-- START --
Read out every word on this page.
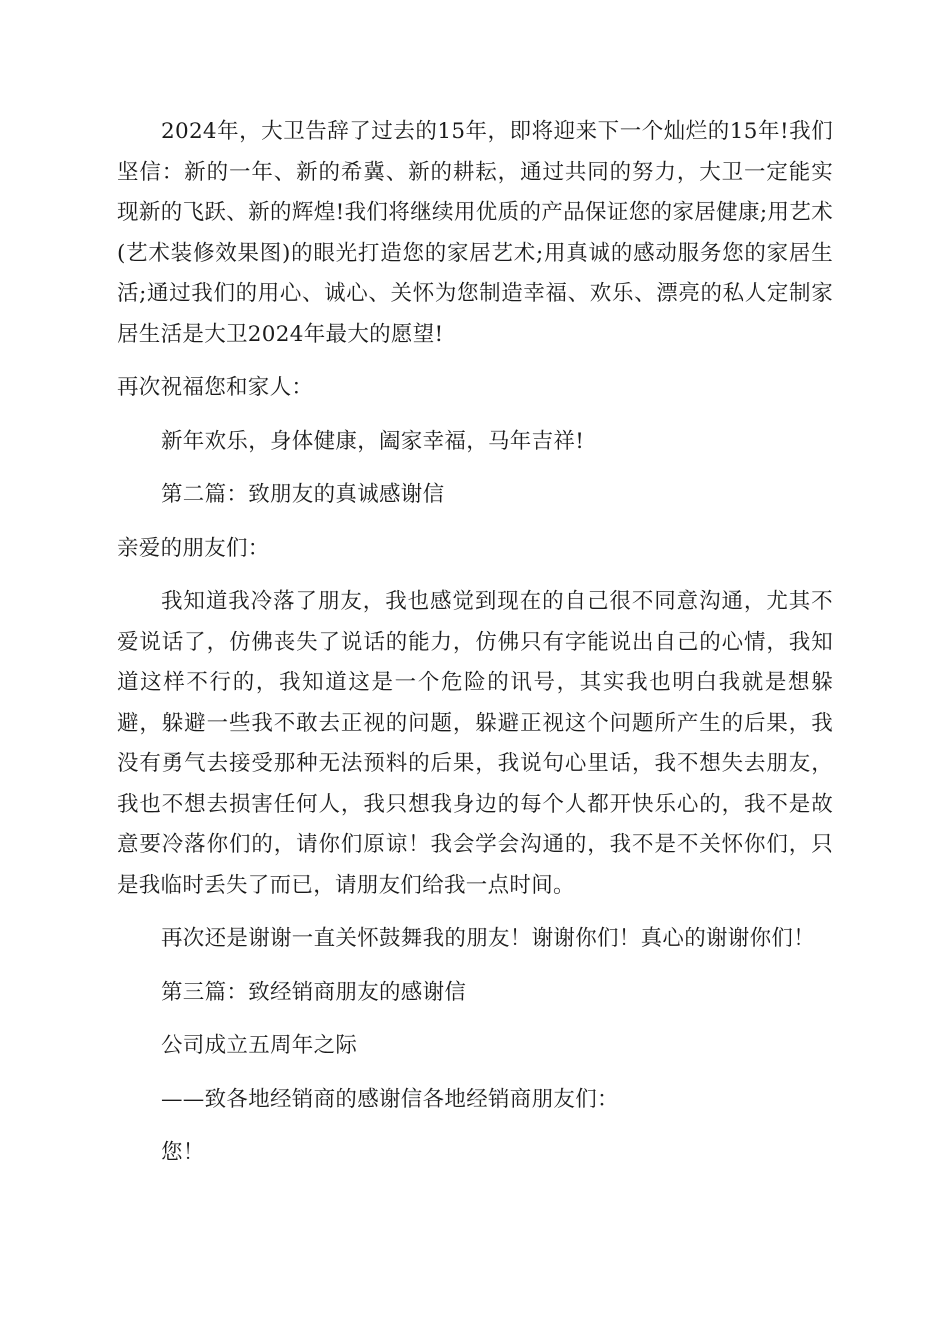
2024年，大卫告辞了过去的15年，即将迎来下一个灿烂的15年!我们坚信：新的一年、新的希冀、新的耕耘，通过共同的努力，大卫一定能实现新的飞跃、新的辉煌!我们将继续用优质的产品保证您的家居健康;用艺术(艺术装修效果图)的眼光打造您的家居艺术;用真诚的感动服务您的家居生活;通过我们的用心、诚心、关怀为您制造幸福、欢乐、漂亮的私人定制家居生活是大卫2024年最大的愿望!

再次祝福您和家人：

新年欢乐，身体健康，阖家幸福，马年吉祥!

第二篇：致朋友的真诚感谢信

亲爱的朋友们：

我知道我冷落了朋友，我也感觉到现在的自己很不同意沟通，尤其不爱说话了，仿佛丧失了说话的能力，仿佛只有字能说出自己的心情，我知道这样不行的，我知道这是一个危险的讯号，其实我也明白我就是想躲避，躲避一些我不敢去正视的问题，躲避正视这个问题所产生的后果，我没有勇气去接受那种无法预料的后果，我说句心里话，我不想失去朋友，我也不想去损害任何人，我只想我身边的每个人都开快乐心的，我不是故意要冷落你们的，请你们原谅！我会学会沟通的，我不是不关怀你们，只是我临时丢失了而已，请朋友们给我一点时间。

再次还是谢谢一直关怀鼓舞我的朋友！谢谢你们！真心的谢谢你们！

第三篇：致经销商朋友的感谢信

公司成立五周年之际

——致各地经销商的感谢信各地经销商朋友们：

您！
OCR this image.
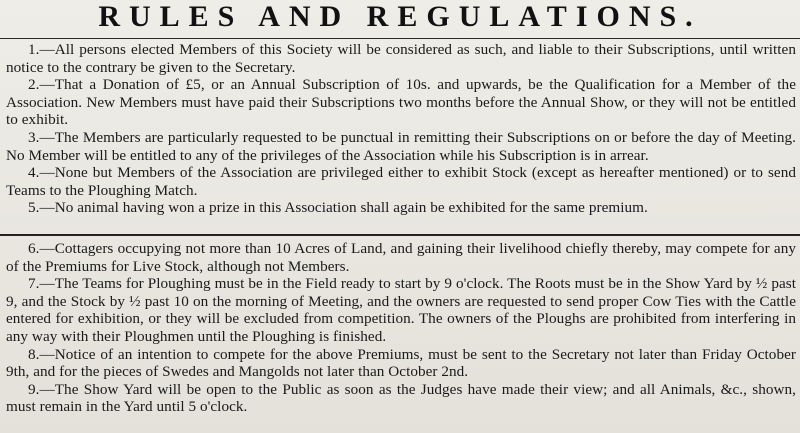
RULES AND REGULATIONS.

1.—All persons elected Members of this Society will be considered as such, and liable to their Subscriptions, until written notice to the contrary be given to the Secretary.

2.—That a Donation of £5, or an Annual Subscription of 10s. and upwards, be the Qualification for a Member of the Association. New Members must have paid their Subscriptions two months before the Annual Show, or they will not be entitled to exhibit.

3.—The Members are particularly requested to be punctual in remitting their Subscriptions on or before the day of Meeting. No Member will be entitled to any of the privileges of the Association while his Subscription is in arrear.

4.—None but Members of the Association are privileged either to exhibit Stock (except as hereafter mentioned) or to send Teams to the Ploughing Match.

5.—No animal having won a prize in this Association shall again be exhibited for the same premium.

6.—Cottagers occupying not more than 10 Acres of Land, and gaining their livelihood chiefly thereby, may compete for any of the Premiums for Live Stock, although not Members.

7.—The Teams for Ploughing must be in the Field ready to start by 9 o'clock. The Roots must be in the Show Yard by ½ past 9, and the Stock by ½ past 10 on the morning of Meeting, and the owners are requested to send proper Cow Ties with the Cattle entered for exhibition, or they will be excluded from competition. The owners of the Ploughs are prohibited from interfering in any way with their Ploughmen until the Ploughing is finished.

8.—Notice of an intention to compete for the above Premiums, must be sent to the Secretary not later than Friday October 9th, and for the pieces of Swedes and Mangolds not later than October 2nd.

9.—The Show Yard will be open to the Public as soon as the Judges have made their view; and all Animals, &c., shown, must remain in the Yard until 5 o'clock.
-- END --
● **What the task requires**:
Return the listing above word for word, with the pictures removed.

● **Answer to the exercise**:
Read out every word on this page.
2024年，大卫告辞了过去的15年，即将迎来下一个灿烂的15年!我们坚信：新的一年、新的希冀、新的耕耘，通过共同的努力，大卫一定能实现新的飞跃、新的辉煌!我们将继续用优质的产品保证您的家居健康;用艺术(艺术装修效果图)的眼光打造您的家居艺术;用真诚的感动服务您的家居生活;通过我们的用心、诚心、关怀为您制造幸福、欢乐、漂亮的私人定制家居生活是大卫2024年最大的愿望!

再次祝福您和家人：

新年欢乐，身体健康，阖家幸福，马年吉祥!

第二篇：致朋友的真诚感谢信

亲爱的朋友们：

我知道我冷落了朋友，我也感觉到现在的自己很不同意沟通，尤其不爱说话了，仿佛丧失了说话的能力，仿佛只有字能说出自己的心情，我知道这样不行的，我知道这是一个危险的讯号，其实我也明白我就是想躲避，躲避一些我不敢去正视的问题，躲避正视这个问题所产生的后果，我没有勇气去接受那种无法预料的后果，我说句心里话，我不想失去朋友，我也不想去损害任何人，我只想我身边的每个人都开快乐心的，我不是故意要冷落你们的，请你们原谅！我会学会沟通的，我不是不关怀你们，只是我临时丢失了而已，请朋友们给我一点时间。

再次还是谢谢一直关怀鼓舞我的朋友！谢谢你们！真心的谢谢你们！

第三篇：致经销商朋友的感谢信

公司成立五周年之际

——致各地经销商的感谢信各地经销商朋友们：

您！
OCR this image.
RULES AND REGULATIONS.

1.—All persons elected Members of this Society will be considered as such, and liable to their Subscriptions, until written notice to the contrary be given to the Secretary.

2.—That a Donation of £5, or an Annual Subscription of 10s. and upwards, be the Qualification for a Member of the Association. New Members must have paid their Subscriptions two months before the Annual Show, or they will not be entitled to exhibit.

3.—The Members are particularly requested to be punctual in remitting their Subscriptions on or before the day of Meeting. No Member will be entitled to any of the privileges of the Association while his Subscription is in arrear.

4.—None but Members of the Association are privileged either to exhibit Stock (except as hereafter mentioned) or to send Teams to the Ploughing Match.

5.—No animal having won a prize in this Association shall again be exhibited for the same premium.

6.—Cottagers occupying not more than 10 Acres of Land, and gaining their livelihood chiefly thereby, may compete for any of the Premiums for Live Stock, although not Members.

7.—The Teams for Ploughing must be in the Field ready to start by 9 o'clock. The Roots must be in the Show Yard by ½ past 9, and the Stock by ½ past 10 on the morning of Meeting, and the owners are requested to send proper Cow Ties with the Cattle entered for exhibition, or they will be excluded from competition. The owners of the Ploughs are prohibited from interfering in any way with their Ploughmen until the Ploughing is finished.

8.—Notice of an intention to compete for the above Premiums, must be sent to the Secretary not later than Friday October 9th, and for the pieces of Swedes and Mangolds not later than October 2nd.

9.—The Show Yard will be open to the Public as soon as the Judges have made their view; and all Animals, &c., shown, must remain in the Yard until 5 o'clock.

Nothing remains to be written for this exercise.